**TASK DESCRIPTION:** In the entries, find all lines that hold the word "Start" and copy them.

**SUPPLIED INFORMATION:**
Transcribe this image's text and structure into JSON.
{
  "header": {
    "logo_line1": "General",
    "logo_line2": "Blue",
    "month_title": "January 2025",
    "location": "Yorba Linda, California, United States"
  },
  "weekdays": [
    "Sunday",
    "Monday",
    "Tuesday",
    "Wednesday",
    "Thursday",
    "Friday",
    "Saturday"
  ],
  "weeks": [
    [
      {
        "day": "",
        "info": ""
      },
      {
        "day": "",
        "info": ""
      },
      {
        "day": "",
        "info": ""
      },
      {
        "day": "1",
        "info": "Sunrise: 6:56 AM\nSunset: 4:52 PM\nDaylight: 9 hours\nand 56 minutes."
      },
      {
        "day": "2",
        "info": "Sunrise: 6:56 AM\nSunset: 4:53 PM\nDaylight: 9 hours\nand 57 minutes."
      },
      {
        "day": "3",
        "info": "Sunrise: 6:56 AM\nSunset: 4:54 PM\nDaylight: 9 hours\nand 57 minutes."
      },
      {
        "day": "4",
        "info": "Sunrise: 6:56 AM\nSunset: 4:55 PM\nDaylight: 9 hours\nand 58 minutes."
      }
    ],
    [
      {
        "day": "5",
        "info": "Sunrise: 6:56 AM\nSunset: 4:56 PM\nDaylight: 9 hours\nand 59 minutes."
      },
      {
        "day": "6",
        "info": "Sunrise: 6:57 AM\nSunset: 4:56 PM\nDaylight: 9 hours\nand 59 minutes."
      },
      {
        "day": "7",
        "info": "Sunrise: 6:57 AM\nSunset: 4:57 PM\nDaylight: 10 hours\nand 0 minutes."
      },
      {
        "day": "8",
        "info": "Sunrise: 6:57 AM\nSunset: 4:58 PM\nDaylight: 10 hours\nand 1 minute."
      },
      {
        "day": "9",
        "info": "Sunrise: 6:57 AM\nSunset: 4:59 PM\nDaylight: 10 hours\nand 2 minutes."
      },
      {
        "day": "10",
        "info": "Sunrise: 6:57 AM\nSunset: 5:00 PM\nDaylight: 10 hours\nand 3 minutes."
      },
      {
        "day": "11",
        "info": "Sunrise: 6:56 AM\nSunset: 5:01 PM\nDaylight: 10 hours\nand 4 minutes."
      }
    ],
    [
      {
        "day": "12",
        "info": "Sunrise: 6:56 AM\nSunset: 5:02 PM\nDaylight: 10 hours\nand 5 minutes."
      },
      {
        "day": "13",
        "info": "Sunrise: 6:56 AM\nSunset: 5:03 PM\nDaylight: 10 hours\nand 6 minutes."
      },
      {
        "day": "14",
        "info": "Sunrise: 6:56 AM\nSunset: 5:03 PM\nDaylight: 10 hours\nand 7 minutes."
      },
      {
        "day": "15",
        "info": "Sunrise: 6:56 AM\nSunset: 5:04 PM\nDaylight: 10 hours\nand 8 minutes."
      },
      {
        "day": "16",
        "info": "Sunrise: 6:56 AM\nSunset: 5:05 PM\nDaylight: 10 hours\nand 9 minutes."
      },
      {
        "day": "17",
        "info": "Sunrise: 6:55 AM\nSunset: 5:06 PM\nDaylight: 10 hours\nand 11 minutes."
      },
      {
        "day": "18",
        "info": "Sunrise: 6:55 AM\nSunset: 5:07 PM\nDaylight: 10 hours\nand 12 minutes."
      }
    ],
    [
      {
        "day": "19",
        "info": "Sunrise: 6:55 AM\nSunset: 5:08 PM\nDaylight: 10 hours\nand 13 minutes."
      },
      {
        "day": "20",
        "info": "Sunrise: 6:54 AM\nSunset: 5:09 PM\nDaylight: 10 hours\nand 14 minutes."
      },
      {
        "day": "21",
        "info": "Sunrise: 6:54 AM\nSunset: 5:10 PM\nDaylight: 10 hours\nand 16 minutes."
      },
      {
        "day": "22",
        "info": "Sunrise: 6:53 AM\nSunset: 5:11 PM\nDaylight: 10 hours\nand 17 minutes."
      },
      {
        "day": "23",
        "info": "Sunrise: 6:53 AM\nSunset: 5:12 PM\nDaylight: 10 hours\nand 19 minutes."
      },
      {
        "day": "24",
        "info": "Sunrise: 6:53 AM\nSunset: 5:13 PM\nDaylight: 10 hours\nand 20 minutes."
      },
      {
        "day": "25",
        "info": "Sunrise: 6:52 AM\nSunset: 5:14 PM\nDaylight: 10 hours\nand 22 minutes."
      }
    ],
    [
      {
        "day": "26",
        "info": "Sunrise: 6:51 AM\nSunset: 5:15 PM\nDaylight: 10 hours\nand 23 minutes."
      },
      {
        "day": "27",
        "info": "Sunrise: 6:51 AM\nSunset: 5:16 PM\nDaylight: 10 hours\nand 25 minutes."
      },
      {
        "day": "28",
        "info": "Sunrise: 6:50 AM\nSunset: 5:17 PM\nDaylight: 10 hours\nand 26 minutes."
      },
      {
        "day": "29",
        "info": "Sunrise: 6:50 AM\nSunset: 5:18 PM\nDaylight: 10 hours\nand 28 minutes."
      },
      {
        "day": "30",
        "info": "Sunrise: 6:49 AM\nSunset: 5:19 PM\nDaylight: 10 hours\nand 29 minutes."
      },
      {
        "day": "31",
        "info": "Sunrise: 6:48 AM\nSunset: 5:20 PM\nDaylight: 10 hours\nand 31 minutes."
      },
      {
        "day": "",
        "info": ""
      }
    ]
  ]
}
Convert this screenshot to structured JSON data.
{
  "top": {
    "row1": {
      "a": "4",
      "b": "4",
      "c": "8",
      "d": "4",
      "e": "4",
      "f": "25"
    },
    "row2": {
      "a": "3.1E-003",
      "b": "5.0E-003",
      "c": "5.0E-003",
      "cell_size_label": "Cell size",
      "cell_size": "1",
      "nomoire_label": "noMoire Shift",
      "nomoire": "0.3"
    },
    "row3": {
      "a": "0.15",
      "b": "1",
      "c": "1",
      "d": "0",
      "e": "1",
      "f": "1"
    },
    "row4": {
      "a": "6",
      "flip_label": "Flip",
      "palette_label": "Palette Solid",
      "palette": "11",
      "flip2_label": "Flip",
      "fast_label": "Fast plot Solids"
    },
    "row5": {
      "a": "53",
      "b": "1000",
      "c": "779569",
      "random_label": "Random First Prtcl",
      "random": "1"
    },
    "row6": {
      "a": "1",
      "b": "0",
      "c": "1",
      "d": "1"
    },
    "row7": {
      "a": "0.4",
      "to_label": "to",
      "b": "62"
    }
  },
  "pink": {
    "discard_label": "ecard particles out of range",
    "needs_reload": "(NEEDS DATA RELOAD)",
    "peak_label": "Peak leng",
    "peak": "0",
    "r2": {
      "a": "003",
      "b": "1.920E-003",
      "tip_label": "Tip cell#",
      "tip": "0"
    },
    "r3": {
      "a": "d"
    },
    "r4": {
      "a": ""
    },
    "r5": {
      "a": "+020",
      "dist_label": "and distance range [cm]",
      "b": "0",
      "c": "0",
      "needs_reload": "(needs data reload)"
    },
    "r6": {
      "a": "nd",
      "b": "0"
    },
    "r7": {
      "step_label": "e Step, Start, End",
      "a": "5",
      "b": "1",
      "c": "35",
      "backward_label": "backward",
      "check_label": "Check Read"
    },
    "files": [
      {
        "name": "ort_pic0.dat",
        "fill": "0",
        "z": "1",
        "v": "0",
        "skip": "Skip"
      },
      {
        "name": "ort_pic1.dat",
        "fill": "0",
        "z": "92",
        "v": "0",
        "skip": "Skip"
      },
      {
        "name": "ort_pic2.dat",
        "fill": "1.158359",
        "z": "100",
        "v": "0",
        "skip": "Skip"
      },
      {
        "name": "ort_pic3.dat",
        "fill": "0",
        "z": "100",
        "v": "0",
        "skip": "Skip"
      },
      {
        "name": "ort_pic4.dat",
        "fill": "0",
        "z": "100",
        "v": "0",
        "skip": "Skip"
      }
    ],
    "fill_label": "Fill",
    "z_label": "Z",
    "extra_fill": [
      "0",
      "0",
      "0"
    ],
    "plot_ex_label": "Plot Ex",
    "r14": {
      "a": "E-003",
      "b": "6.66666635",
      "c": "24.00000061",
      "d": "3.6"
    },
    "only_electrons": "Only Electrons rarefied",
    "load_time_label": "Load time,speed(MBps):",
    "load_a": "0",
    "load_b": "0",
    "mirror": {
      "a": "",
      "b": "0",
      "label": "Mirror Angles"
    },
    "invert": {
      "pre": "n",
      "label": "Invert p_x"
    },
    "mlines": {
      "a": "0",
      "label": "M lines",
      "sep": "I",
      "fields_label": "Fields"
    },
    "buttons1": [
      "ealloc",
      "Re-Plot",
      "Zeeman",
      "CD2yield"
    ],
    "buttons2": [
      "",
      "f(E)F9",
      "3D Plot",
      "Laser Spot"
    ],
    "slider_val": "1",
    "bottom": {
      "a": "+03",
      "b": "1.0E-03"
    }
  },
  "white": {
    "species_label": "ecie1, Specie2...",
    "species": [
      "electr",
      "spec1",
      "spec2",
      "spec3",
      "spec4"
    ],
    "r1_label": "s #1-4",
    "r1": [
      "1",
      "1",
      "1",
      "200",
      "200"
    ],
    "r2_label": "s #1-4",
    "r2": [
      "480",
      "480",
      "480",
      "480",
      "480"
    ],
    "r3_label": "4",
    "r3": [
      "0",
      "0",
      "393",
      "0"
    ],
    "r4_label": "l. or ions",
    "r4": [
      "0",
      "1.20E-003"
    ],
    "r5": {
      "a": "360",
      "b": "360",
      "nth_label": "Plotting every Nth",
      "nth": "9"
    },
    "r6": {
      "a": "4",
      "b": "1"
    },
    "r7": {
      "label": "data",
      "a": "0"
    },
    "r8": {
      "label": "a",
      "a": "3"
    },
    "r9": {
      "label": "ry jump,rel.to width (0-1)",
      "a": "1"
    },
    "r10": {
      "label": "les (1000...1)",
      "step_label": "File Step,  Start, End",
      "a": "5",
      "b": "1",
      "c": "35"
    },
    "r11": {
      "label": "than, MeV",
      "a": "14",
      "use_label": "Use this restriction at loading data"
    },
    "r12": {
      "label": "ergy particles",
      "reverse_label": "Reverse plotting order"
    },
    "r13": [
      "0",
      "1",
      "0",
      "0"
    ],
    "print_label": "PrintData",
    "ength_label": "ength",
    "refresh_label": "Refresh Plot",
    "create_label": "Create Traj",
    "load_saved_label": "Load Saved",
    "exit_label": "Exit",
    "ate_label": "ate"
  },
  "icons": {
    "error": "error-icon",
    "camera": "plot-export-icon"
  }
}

**FINISHED EXERCISE:**
      "step_label": "e Step, Start, End",
      "step_label": "File Step,  Start, End",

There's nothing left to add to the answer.